### What is asked
Below are some records. Quote exactly the lines from the one that contains "What data populates" through the last, both included, and leave out the pictures.

Saved data entries
>> Start

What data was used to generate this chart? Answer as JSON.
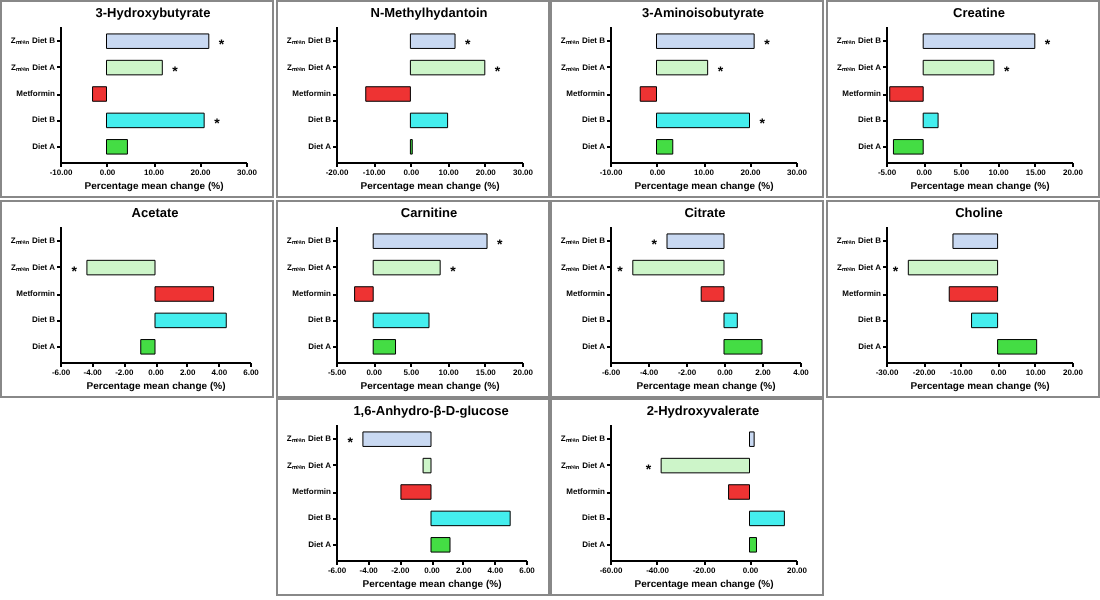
{
  "chart_data": [
    {
      "type": "bar",
      "orientation": "horizontal",
      "title": "3-Hydroxybutyrate",
      "xlabel": "Percentage mean change (%)",
      "categories": [
        "Zₘₑₐₙ Diet B",
        "Zₘₑₐₙ Diet A",
        "Metformin",
        "Diet B",
        "Diet A"
      ],
      "values": [
        22,
        12,
        -3,
        21,
        4.5
      ],
      "colors": [
        "#c9d9f2",
        "#cdf5c9",
        "#ee3333",
        "#44eeee",
        "#44dd44"
      ],
      "xlim": [
        -10,
        30
      ],
      "xticks": [
        {
          "value": -10,
          "label": "-10.00"
        },
        {
          "value": 0,
          "label": "0.00"
        },
        {
          "value": 10,
          "label": "10.00"
        },
        {
          "value": 20,
          "label": "20.00"
        },
        {
          "value": 30,
          "label": "30.00"
        }
      ],
      "annotations": [
        {
          "text": "*",
          "x": 22,
          "y": "Zₘₑₐₙ Diet B"
        },
        {
          "text": "*",
          "x": 12,
          "y": "Zₘₑₐₙ Diet A"
        },
        {
          "text": "*",
          "x": 21,
          "y": "Diet B"
        }
      ]
    },
    {
      "type": "bar",
      "orientation": "horizontal",
      "title": "N-Methylhydantoin",
      "xlabel": "Percentage mean change (%)",
      "categories": [
        "Zₘₑₐₙ Diet B",
        "Zₘₑₐₙ Diet A",
        "Metformin",
        "Diet B",
        "Diet A"
      ],
      "values": [
        12,
        20,
        -12,
        10,
        0.5
      ],
      "colors": [
        "#c9d9f2",
        "#cdf5c9",
        "#ee3333",
        "#44eeee",
        "#44dd44"
      ],
      "xlim": [
        -20,
        30
      ],
      "xticks": [
        {
          "value": -20,
          "label": "-20.00"
        },
        {
          "value": -10,
          "label": "-10.00"
        },
        {
          "value": 0,
          "label": "0.00"
        },
        {
          "value": 10,
          "label": "10.00"
        },
        {
          "value": 20,
          "label": "20.00"
        },
        {
          "value": 30,
          "label": "30.00"
        }
      ],
      "annotations": [
        {
          "text": "*",
          "x": 12,
          "y": "Zₘₑₐₙ Diet B"
        },
        {
          "text": "*",
          "x": 20,
          "y": "Zₘₑₐₙ Diet A"
        }
      ]
    },
    {
      "type": "bar",
      "orientation": "horizontal",
      "title": "3-Aminoisobutyrate",
      "xlabel": "Percentage mean change (%)",
      "categories": [
        "Zₘₑₐₙ Diet B",
        "Zₘₑₐₙ Diet A",
        "Metformin",
        "Diet B",
        "Diet A"
      ],
      "values": [
        21,
        11,
        -3.5,
        20,
        3.5
      ],
      "colors": [
        "#c9d9f2",
        "#cdf5c9",
        "#ee3333",
        "#44eeee",
        "#44dd44"
      ],
      "xlim": [
        -10,
        30
      ],
      "xticks": [
        {
          "value": -10,
          "label": "-10.00"
        },
        {
          "value": 0,
          "label": "0.00"
        },
        {
          "value": 10,
          "label": "10.00"
        },
        {
          "value": 20,
          "label": "20.00"
        },
        {
          "value": 30,
          "label": "30.00"
        }
      ],
      "annotations": [
        {
          "text": "*",
          "x": 21,
          "y": "Zₘₑₐₙ Diet B"
        },
        {
          "text": "*",
          "x": 11,
          "y": "Zₘₑₐₙ Diet A"
        },
        {
          "text": "*",
          "x": 20,
          "y": "Diet B"
        }
      ]
    },
    {
      "type": "bar",
      "orientation": "horizontal",
      "title": "Creatine",
      "xlabel": "Percentage mean change (%)",
      "categories": [
        "Zₘₑₐₙ Diet B",
        "Zₘₑₐₙ Diet A",
        "Metformin",
        "Diet B",
        "Diet A"
      ],
      "values": [
        15,
        9.5,
        -4.5,
        2,
        -4
      ],
      "colors": [
        "#c9d9f2",
        "#cdf5c9",
        "#ee3333",
        "#44eeee",
        "#44dd44"
      ],
      "xlim": [
        -5,
        20
      ],
      "xticks": [
        {
          "value": -5,
          "label": "-5.00"
        },
        {
          "value": 0,
          "label": "0.00"
        },
        {
          "value": 5,
          "label": "5.00"
        },
        {
          "value": 10,
          "label": "10.00"
        },
        {
          "value": 15,
          "label": "15.00"
        },
        {
          "value": 20,
          "label": "20.00"
        }
      ],
      "annotations": [
        {
          "text": "*",
          "x": 15,
          "y": "Zₘₑₐₙ Diet B"
        },
        {
          "text": "*",
          "x": 9.5,
          "y": "Zₘₑₐₙ Diet A"
        }
      ]
    },
    {
      "type": "bar",
      "orientation": "horizontal",
      "title": "Acetate",
      "xlabel": "Percentage mean change (%)",
      "categories": [
        "Zₘₑₐₙ Diet B",
        "Zₘₑₐₙ Diet A",
        "Metformin",
        "Diet B",
        "Diet A"
      ],
      "values": [
        null,
        -4.3,
        3.7,
        4.5,
        -0.9
      ],
      "colors": [
        null,
        "#cdf5c9",
        "#ee3333",
        "#44eeee",
        "#44dd44"
      ],
      "xlim": [
        -6,
        6
      ],
      "xticks": [
        {
          "value": -6,
          "label": "-6.00"
        },
        {
          "value": -4,
          "label": "-4.00"
        },
        {
          "value": -2,
          "label": "-2.00"
        },
        {
          "value": 0,
          "label": "0.00"
        },
        {
          "value": 2,
          "label": "2.00"
        },
        {
          "value": 4,
          "label": "4.00"
        },
        {
          "value": 6,
          "label": "6.00"
        }
      ],
      "annotations": [
        {
          "text": "*",
          "x": -4.3,
          "y": "Zₘₑₐₙ Diet A"
        }
      ]
    },
    {
      "type": "bar",
      "orientation": "horizontal",
      "title": "Carnitine",
      "xlabel": "Percentage mean change (%)",
      "categories": [
        "Zₘₑₐₙ Diet B",
        "Zₘₑₐₙ Diet A",
        "Metformin",
        "Diet B",
        "Diet A"
      ],
      "values": [
        15.3,
        9,
        -2.5,
        7.5,
        3
      ],
      "colors": [
        "#c9d9f2",
        "#cdf5c9",
        "#ee3333",
        "#44eeee",
        "#44dd44"
      ],
      "xlim": [
        -5,
        20
      ],
      "xticks": [
        {
          "value": -5,
          "label": "-5.00"
        },
        {
          "value": 0,
          "label": "0.00"
        },
        {
          "value": 5,
          "label": "5.00"
        },
        {
          "value": 10,
          "label": "10.00"
        },
        {
          "value": 15,
          "label": "15.00"
        },
        {
          "value": 20,
          "label": "20.00"
        }
      ],
      "annotations": [
        {
          "text": "*",
          "x": 15.3,
          "y": "Zₘₑₐₙ Diet B"
        },
        {
          "text": "*",
          "x": 9,
          "y": "Zₘₑₐₙ Diet A"
        }
      ]
    },
    {
      "type": "bar",
      "orientation": "horizontal",
      "title": "Citrate",
      "xlabel": "Percentage mean change (%)",
      "categories": [
        "Zₘₑₐₙ Diet B",
        "Zₘₑₐₙ Diet A",
        "Metformin",
        "Diet B",
        "Diet A"
      ],
      "values": [
        -3,
        -4.8,
        -1.2,
        0.7,
        2
      ],
      "colors": [
        "#c9d9f2",
        "#cdf5c9",
        "#ee3333",
        "#44eeee",
        "#44dd44"
      ],
      "xlim": [
        -6,
        4
      ],
      "xticks": [
        {
          "value": -6,
          "label": "-6.00"
        },
        {
          "value": -4,
          "label": "-4.00"
        },
        {
          "value": -2,
          "label": "-2.00"
        },
        {
          "value": 0,
          "label": "0.00"
        },
        {
          "value": 2,
          "label": "2.00"
        },
        {
          "value": 4,
          "label": "4.00"
        }
      ],
      "annotations": [
        {
          "text": "*",
          "x": -3,
          "y": "Zₘₑₐₙ Diet B"
        },
        {
          "text": "*",
          "x": -4.8,
          "y": "Zₘₑₐₙ Diet A"
        }
      ]
    },
    {
      "type": "bar",
      "orientation": "horizontal",
      "title": "Choline",
      "xlabel": "Percentage mean change (%)",
      "categories": [
        "Zₘₑₐₙ Diet B",
        "Zₘₑₐₙ Diet A",
        "Metformin",
        "Diet B",
        "Diet A"
      ],
      "values": [
        -12,
        -24,
        -13,
        -7,
        10.5
      ],
      "colors": [
        "#c9d9f2",
        "#cdf5c9",
        "#ee3333",
        "#44eeee",
        "#44dd44"
      ],
      "xlim": [
        -30,
        20
      ],
      "xticks": [
        {
          "value": -30,
          "label": "-30.00"
        },
        {
          "value": -20,
          "label": "-20.00"
        },
        {
          "value": -10,
          "label": "-10.00"
        },
        {
          "value": 0,
          "label": "0.00"
        },
        {
          "value": 10,
          "label": "10.00"
        },
        {
          "value": 20,
          "label": "20.00"
        }
      ],
      "annotations": [
        {
          "text": "*",
          "x": -24,
          "y": "Zₘₑₐₙ Diet A"
        }
      ]
    },
    {
      "type": "bar",
      "orientation": "horizontal",
      "title": "1,6-Anhydro-β-D-glucose",
      "xlabel": "Percentage mean change (%)",
      "categories": [
        "Zₘₑₐₙ Diet B",
        "Zₘₑₐₙ Diet A",
        "Metformin",
        "Diet B",
        "Diet A"
      ],
      "values": [
        -4.3,
        -0.5,
        -1.9,
        5,
        1.2
      ],
      "colors": [
        "#c9d9f2",
        "#cdf5c9",
        "#ee3333",
        "#44eeee",
        "#44dd44"
      ],
      "xlim": [
        -6,
        6
      ],
      "xticks": [
        {
          "value": -6,
          "label": "-6.00"
        },
        {
          "value": -4,
          "label": "-4.00"
        },
        {
          "value": -2,
          "label": "-2.00"
        },
        {
          "value": 0,
          "label": "0.00"
        },
        {
          "value": 2,
          "label": "2.00"
        },
        {
          "value": 4,
          "label": "4.00"
        },
        {
          "value": 6,
          "label": "6.00"
        }
      ],
      "annotations": [
        {
          "text": "*",
          "x": -4.3,
          "y": "Zₘₑₐₙ Diet B"
        }
      ]
    },
    {
      "type": "bar",
      "orientation": "horizontal",
      "title": "2-Hydroxyvalerate",
      "xlabel": "Percentage mean change (%)",
      "categories": [
        "Zₘₑₐₙ Diet B",
        "Zₘₑₐₙ Diet A",
        "Metformin",
        "Diet B",
        "Diet A"
      ],
      "values": [
        2,
        -38,
        -9,
        15,
        3
      ],
      "colors": [
        "#c9d9f2",
        "#cdf5c9",
        "#ee3333",
        "#44eeee",
        "#44dd44"
      ],
      "xlim": [
        -60,
        20
      ],
      "xticks": [
        {
          "value": -60,
          "label": "-60.00"
        },
        {
          "value": -40,
          "label": "-40.00"
        },
        {
          "value": -20,
          "label": "-20.00"
        },
        {
          "value": 0,
          "label": "0.00"
        },
        {
          "value": 20,
          "label": "20.00"
        }
      ],
      "annotations": [
        {
          "text": "*",
          "x": -38,
          "y": "Zₘₑₐₙ Diet A"
        }
      ]
    }
  ]
}
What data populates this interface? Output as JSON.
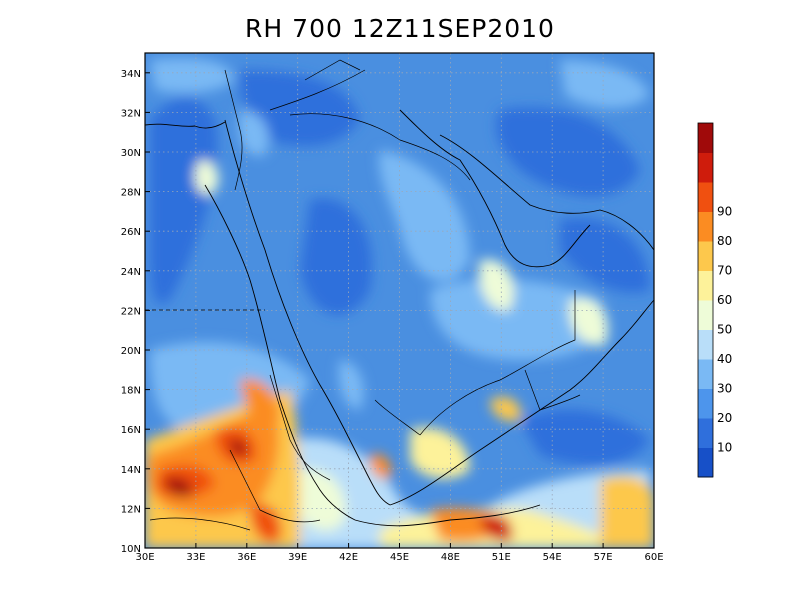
{
  "title": "RH 700  12Z11SEP2010",
  "map": {
    "lon_labels": [
      "30E",
      "33E",
      "36E",
      "39E",
      "42E",
      "45E",
      "48E",
      "51E",
      "54E",
      "57E",
      "60E"
    ],
    "lat_labels": [
      "10N",
      "12N",
      "14N",
      "16N",
      "18N",
      "20N",
      "22N",
      "24N",
      "26N",
      "28N",
      "30N",
      "32N",
      "34N"
    ],
    "lon_range": [
      30,
      60
    ],
    "lat_range": [
      10,
      35
    ],
    "grid": "dotted",
    "field": "relative humidity at 700 hPa",
    "background_color": "#4a8fe0"
  },
  "colorbar": {
    "labels": [
      "10",
      "20",
      "30",
      "40",
      "50",
      "60",
      "70",
      "80",
      "90"
    ],
    "colors": [
      "#1750c8",
      "#2f6fdc",
      "#4d95ec",
      "#7ab9f4",
      "#b9def9",
      "#eefcd8",
      "#fdf29a",
      "#fdc84c",
      "#fb8c22",
      "#f05010",
      "#cf1c0c",
      "#a00a0a"
    ]
  }
}
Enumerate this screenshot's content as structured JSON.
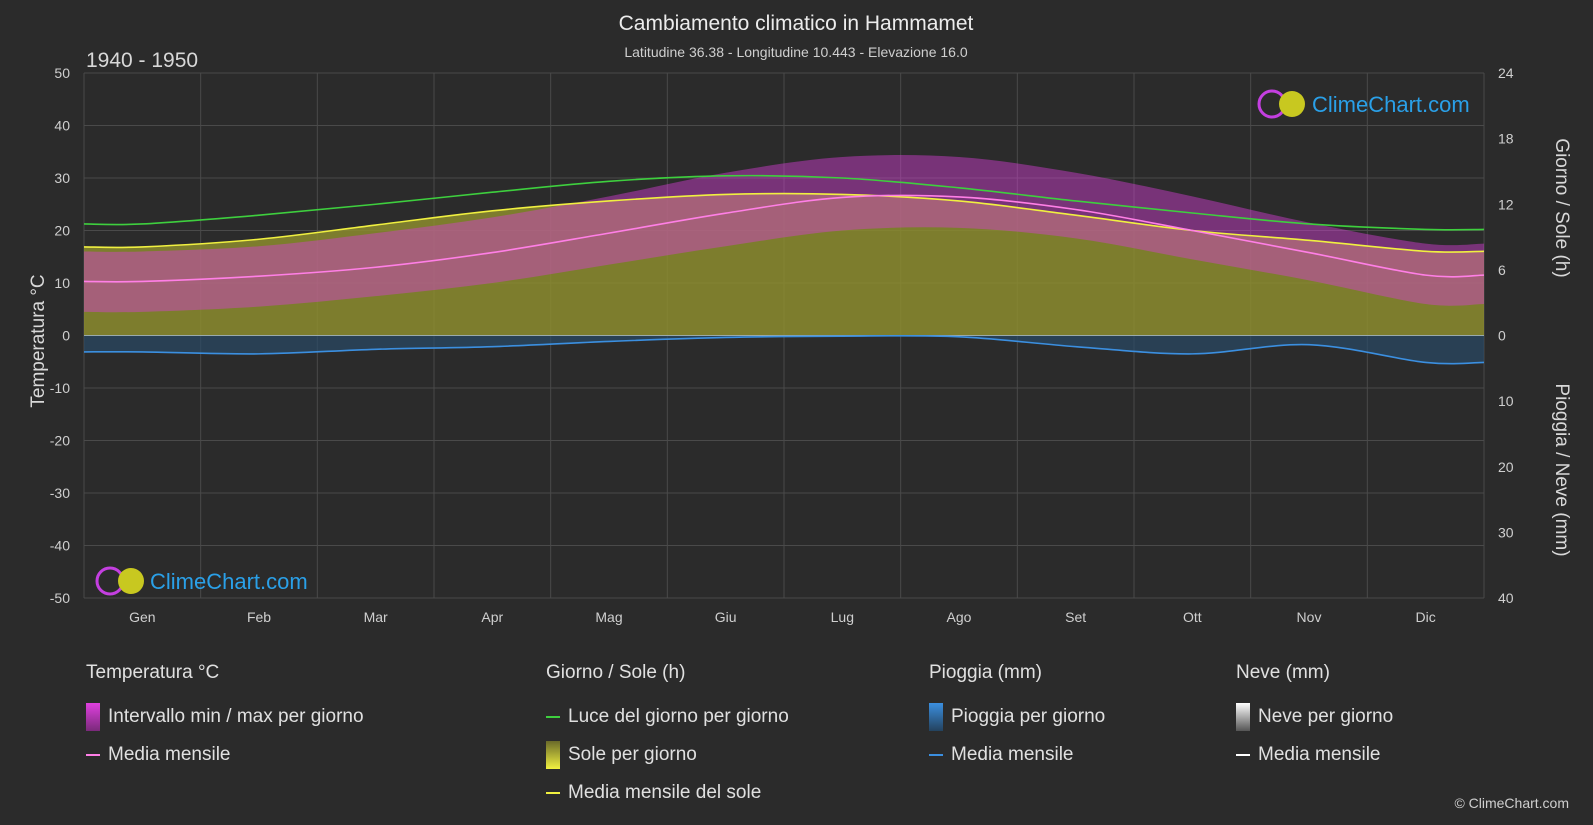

>> End

### Task solution
What data populates this interface? Output as JSON.
{
  "title": "RH 700  12Z11SEP2010",
  "map": {
    "lon_labels": [
      "30E",
      "33E",
      "36E",
      "39E",
      "42E",
      "45E",
      "48E",
      "51E",
      "54E",
      "57E",
      "60E"
    ],
    "lat_labels": [
      "10N",
      "12N",
      "14N",
      "16N",
      "18N",
      "20N",
      "22N",
      "24N",
      "26N",
      "28N",
      "30N",
      "32N",
      "34N"
    ],
    "lon_range": [
      30,
      60
    ],
    "lat_range": [
      10,
      35
    ],
    "grid": "dotted",
    "field": "relative humidity at 700 hPa",
    "background_color": "#4a8fe0"
  },
  "colorbar": {
    "labels": [
      "10",
      "20",
      "30",
      "40",
      "50",
      "60",
      "70",
      "80",
      "90"
    ],
    "colors": [
      "#1750c8",
      "#2f6fdc",
      "#4d95ec",
      "#7ab9f4",
      "#b9def9",
      "#eefcd8",
      "#fdf29a",
      "#fdc84c",
      "#fb8c22",
      "#f05010",
      "#cf1c0c",
      "#a00a0a"
    ]
  }
}
Enumerate this screenshot's content as structured JSON.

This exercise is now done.